* BEGIN Given entries *

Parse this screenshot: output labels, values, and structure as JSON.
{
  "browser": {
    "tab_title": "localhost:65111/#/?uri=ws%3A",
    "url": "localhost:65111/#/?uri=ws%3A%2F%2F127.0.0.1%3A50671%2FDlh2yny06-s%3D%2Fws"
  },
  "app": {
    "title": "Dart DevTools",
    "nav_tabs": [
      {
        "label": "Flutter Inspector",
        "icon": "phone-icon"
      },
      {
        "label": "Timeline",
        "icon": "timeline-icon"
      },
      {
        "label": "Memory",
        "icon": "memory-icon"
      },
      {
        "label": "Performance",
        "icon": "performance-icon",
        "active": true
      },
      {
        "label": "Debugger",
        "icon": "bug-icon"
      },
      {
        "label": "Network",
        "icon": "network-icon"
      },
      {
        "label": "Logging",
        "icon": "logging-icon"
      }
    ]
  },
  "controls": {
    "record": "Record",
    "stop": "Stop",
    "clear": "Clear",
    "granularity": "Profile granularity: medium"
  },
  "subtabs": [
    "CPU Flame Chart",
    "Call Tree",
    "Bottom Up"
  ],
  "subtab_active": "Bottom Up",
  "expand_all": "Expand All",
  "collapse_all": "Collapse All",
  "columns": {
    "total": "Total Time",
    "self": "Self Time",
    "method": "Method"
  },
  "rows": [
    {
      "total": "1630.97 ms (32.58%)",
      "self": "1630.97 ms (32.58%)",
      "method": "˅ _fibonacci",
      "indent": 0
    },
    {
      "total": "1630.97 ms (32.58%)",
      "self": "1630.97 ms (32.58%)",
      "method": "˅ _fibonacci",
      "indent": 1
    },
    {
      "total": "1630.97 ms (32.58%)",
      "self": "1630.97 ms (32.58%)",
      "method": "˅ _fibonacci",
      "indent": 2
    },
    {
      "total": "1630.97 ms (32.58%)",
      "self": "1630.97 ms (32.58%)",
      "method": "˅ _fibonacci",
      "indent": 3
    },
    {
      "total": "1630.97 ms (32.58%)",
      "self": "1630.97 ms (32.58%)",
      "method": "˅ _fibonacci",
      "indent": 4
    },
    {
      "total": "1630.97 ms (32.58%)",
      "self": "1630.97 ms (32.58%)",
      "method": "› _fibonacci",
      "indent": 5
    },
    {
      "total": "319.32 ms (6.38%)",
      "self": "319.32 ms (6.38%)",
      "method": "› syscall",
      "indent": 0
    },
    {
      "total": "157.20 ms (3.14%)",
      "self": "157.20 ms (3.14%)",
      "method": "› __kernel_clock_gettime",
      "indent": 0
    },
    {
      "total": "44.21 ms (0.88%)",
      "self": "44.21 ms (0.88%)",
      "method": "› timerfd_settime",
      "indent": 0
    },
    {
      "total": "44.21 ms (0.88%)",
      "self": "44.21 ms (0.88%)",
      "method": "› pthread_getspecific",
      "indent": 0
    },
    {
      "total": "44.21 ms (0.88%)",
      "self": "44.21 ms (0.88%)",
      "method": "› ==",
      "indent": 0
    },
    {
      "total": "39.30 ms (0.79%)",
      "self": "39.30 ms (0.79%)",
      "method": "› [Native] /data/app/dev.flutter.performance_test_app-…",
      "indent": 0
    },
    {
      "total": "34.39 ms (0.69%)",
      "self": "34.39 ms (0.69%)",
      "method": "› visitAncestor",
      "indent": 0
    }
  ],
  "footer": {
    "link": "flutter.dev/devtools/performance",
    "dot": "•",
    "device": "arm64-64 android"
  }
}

* END Given entries *

Instructions for the task »
Restate all of the entries exactly, please.

Written answer »
Parse this screenshot: output labels, values, and structure as JSON.
{
  "browser": {
    "tab_title": "localhost:65111/#/?uri=ws%3A",
    "url": "localhost:65111/#/?uri=ws%3A%2F%2F127.0.0.1%3A50671%2FDlh2yny06-s%3D%2Fws"
  },
  "app": {
    "title": "Dart DevTools",
    "nav_tabs": [
      {
        "label": "Flutter Inspector",
        "icon": "phone-icon"
      },
      {
        "label": "Timeline",
        "icon": "timeline-icon"
      },
      {
        "label": "Memory",
        "icon": "memory-icon"
      },
      {
        "label": "Performance",
        "icon": "performance-icon",
        "active": true
      },
      {
        "label": "Debugger",
        "icon": "bug-icon"
      },
      {
        "label": "Network",
        "icon": "network-icon"
      },
      {
        "label": "Logging",
        "icon": "logging-icon"
      }
    ]
  },
  "controls": {
    "record": "Record",
    "stop": "Stop",
    "clear": "Clear",
    "granularity": "Profile granularity: medium"
  },
  "subtabs": [
    "CPU Flame Chart",
    "Call Tree",
    "Bottom Up"
  ],
  "subtab_active": "Bottom Up",
  "expand_all": "Expand All",
  "collapse_all": "Collapse All",
  "columns": {
    "total": "Total Time",
    "self": "Self Time",
    "method": "Method"
  },
  "rows": [
    {
      "total": "1630.97 ms (32.58%)",
      "self": "1630.97 ms (32.58%)",
      "method": "˅ _fibonacci",
      "indent": 0
    },
    {
      "total": "1630.97 ms (32.58%)",
      "self": "1630.97 ms (32.58%)",
      "method": "˅ _fibonacci",
      "indent": 1
    },
    {
      "total": "1630.97 ms (32.58%)",
      "self": "1630.97 ms (32.58%)",
      "method": "˅ _fibonacci",
      "indent": 2
    },
    {
      "total": "1630.97 ms (32.58%)",
      "self": "1630.97 ms (32.58%)",
      "method": "˅ _fibonacci",
      "indent": 3
    },
    {
      "total": "1630.97 ms (32.58%)",
      "self": "1630.97 ms (32.58%)",
      "method": "˅ _fibonacci",
      "indent": 4
    },
    {
      "total": "1630.97 ms (32.58%)",
      "self": "1630.97 ms (32.58%)",
      "method": "› _fibonacci",
      "indent": 5
    },
    {
      "total": "319.32 ms (6.38%)",
      "self": "319.32 ms (6.38%)",
      "method": "› syscall",
      "indent": 0
    },
    {
      "total": "157.20 ms (3.14%)",
      "self": "157.20 ms (3.14%)",
      "method": "› __kernel_clock_gettime",
      "indent": 0
    },
    {
      "total": "44.21 ms (0.88%)",
      "self": "44.21 ms (0.88%)",
      "method": "› timerfd_settime",
      "indent": 0
    },
    {
      "total": "44.21 ms (0.88%)",
      "self": "44.21 ms (0.88%)",
      "method": "› pthread_getspecific",
      "indent": 0
    },
    {
      "total": "44.21 ms (0.88%)",
      "self": "44.21 ms (0.88%)",
      "method": "› ==",
      "indent": 0
    },
    {
      "total": "39.30 ms (0.79%)",
      "self": "39.30 ms (0.79%)",
      "method": "› [Native] /data/app/dev.flutter.performance_test_app-…",
      "indent": 0
    },
    {
      "total": "34.39 ms (0.69%)",
      "self": "34.39 ms (0.69%)",
      "method": "› visitAncestor",
      "indent": 0
    }
  ],
  "footer": {
    "link": "flutter.dev/devtools/performance",
    "dot": "•",
    "device": "arm64-64 android"
  }
}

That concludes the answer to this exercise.